Scan the lines below for "Nienburg"; report the number of lines that contain it, and only that.

::::

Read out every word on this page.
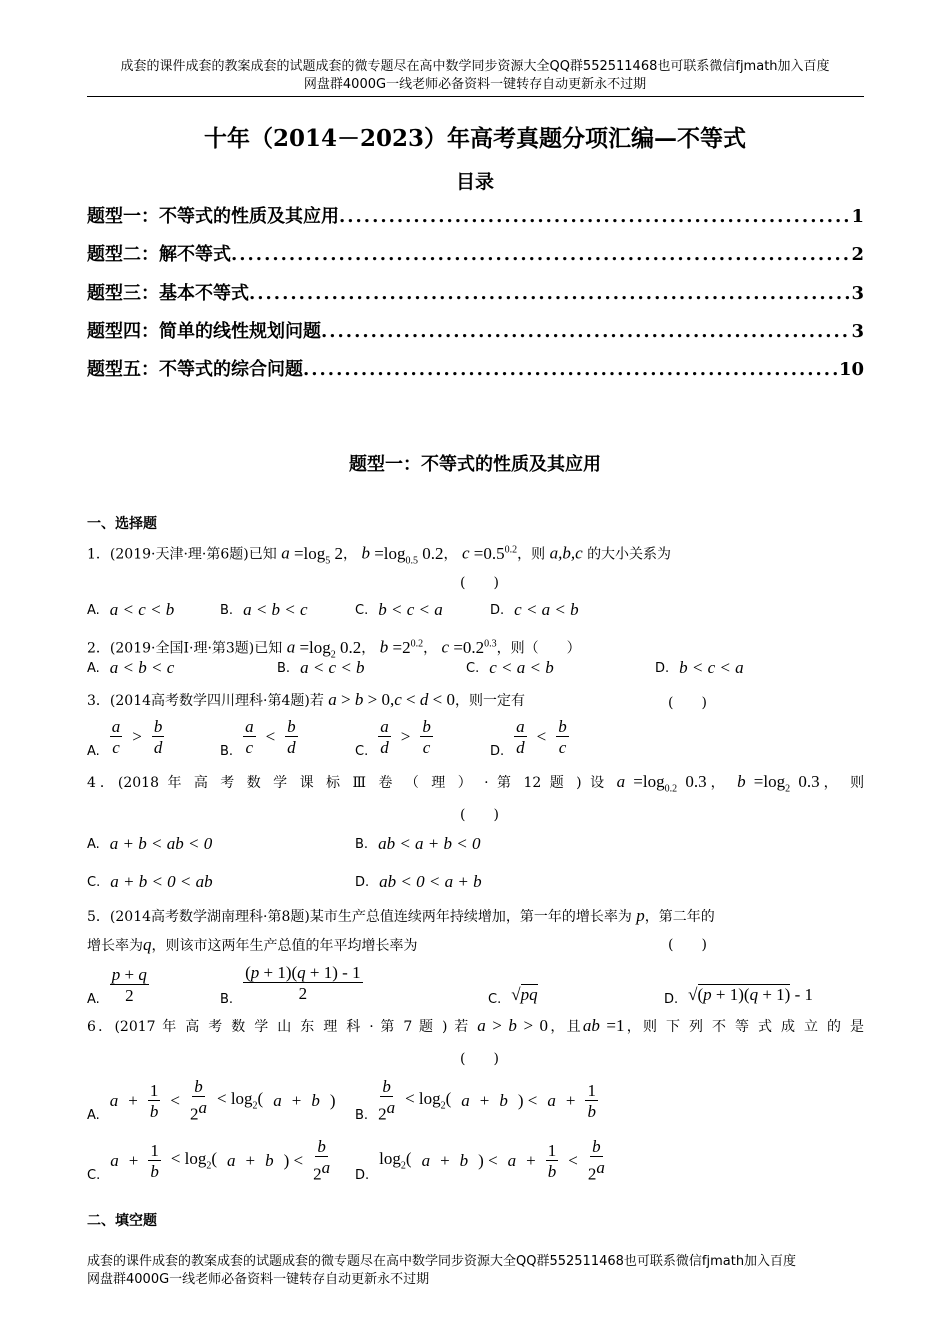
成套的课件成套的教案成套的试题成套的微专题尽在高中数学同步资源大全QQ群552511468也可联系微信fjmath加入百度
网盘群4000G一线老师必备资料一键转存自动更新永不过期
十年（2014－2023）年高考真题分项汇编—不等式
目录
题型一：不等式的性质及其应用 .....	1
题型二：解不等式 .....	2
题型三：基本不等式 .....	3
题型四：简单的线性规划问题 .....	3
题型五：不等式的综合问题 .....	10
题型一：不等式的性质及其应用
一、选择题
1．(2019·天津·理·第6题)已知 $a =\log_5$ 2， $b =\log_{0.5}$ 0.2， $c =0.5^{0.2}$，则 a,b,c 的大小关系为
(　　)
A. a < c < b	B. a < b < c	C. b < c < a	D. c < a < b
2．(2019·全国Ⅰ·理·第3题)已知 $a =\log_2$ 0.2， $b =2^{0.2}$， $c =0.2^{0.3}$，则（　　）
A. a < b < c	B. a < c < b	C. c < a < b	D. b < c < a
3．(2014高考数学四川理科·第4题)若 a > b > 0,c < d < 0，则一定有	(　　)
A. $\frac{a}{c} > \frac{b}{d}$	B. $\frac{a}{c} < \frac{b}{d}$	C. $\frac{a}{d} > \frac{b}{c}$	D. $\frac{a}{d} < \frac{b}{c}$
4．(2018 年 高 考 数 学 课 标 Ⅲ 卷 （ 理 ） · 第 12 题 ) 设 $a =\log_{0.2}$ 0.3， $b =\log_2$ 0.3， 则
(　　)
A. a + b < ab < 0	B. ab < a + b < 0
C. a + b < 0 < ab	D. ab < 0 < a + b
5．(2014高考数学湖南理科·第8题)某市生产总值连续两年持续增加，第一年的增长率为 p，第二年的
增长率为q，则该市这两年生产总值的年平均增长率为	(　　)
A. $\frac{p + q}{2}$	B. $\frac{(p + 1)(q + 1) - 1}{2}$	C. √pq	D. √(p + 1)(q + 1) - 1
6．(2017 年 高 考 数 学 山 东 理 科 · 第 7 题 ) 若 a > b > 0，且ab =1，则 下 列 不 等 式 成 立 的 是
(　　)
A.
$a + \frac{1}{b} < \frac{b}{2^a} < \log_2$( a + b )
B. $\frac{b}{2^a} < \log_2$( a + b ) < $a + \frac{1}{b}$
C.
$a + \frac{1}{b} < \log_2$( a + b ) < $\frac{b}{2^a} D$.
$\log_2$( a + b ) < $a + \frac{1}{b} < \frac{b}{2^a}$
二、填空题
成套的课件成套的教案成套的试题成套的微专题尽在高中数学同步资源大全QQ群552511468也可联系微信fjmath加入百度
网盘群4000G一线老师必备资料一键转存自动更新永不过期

::::

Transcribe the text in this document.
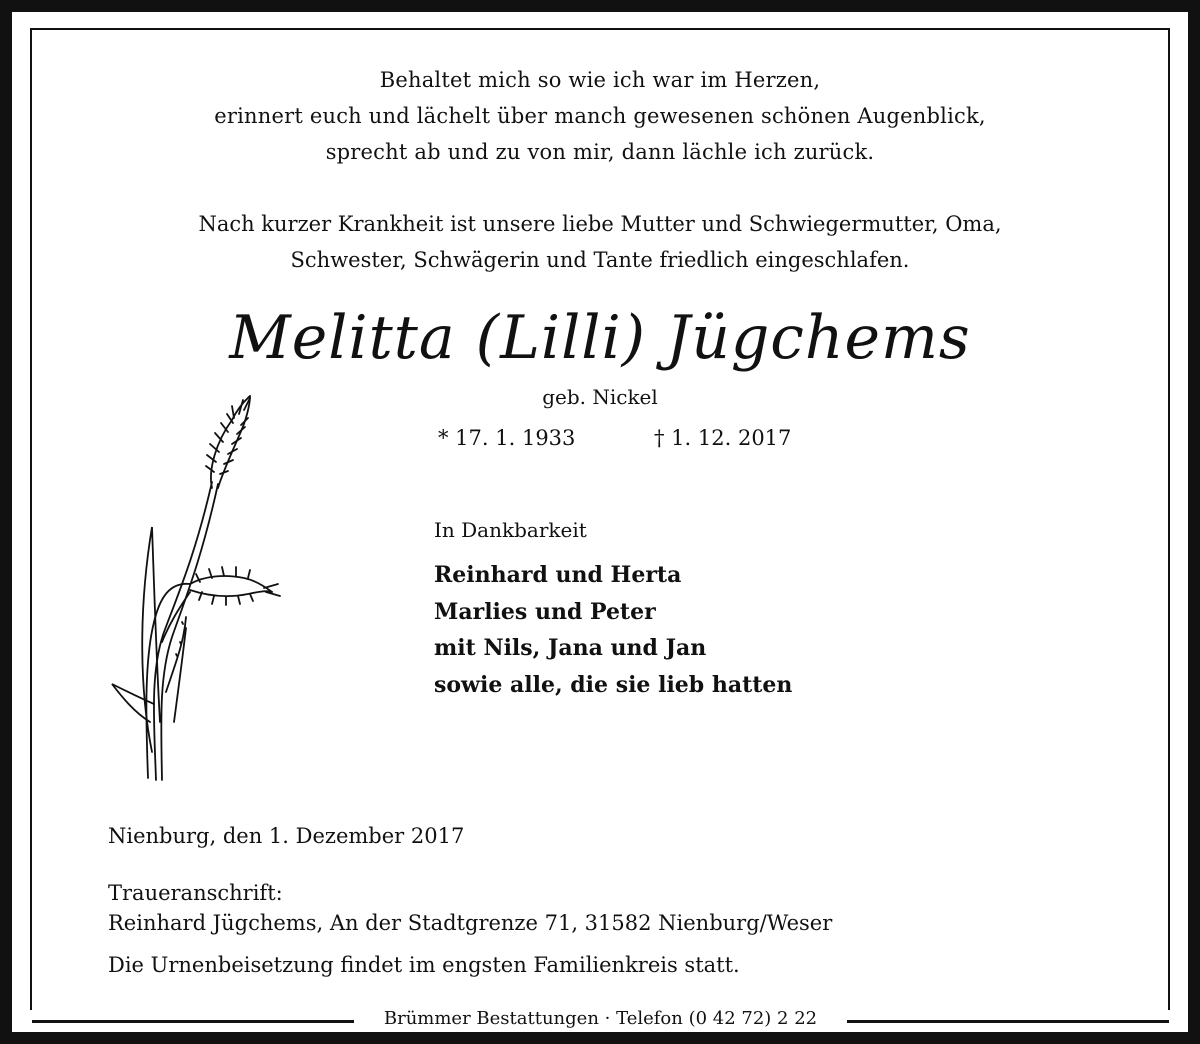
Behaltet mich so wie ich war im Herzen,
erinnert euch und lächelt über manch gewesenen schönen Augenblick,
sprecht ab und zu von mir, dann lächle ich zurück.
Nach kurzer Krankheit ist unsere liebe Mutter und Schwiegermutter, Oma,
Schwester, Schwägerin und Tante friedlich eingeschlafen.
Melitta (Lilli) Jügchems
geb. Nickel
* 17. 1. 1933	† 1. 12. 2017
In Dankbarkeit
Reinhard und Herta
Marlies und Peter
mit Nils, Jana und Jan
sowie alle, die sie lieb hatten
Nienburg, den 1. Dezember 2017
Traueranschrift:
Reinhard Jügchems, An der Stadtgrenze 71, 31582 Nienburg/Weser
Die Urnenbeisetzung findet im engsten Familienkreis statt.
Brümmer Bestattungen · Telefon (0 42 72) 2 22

::::

### Answer
2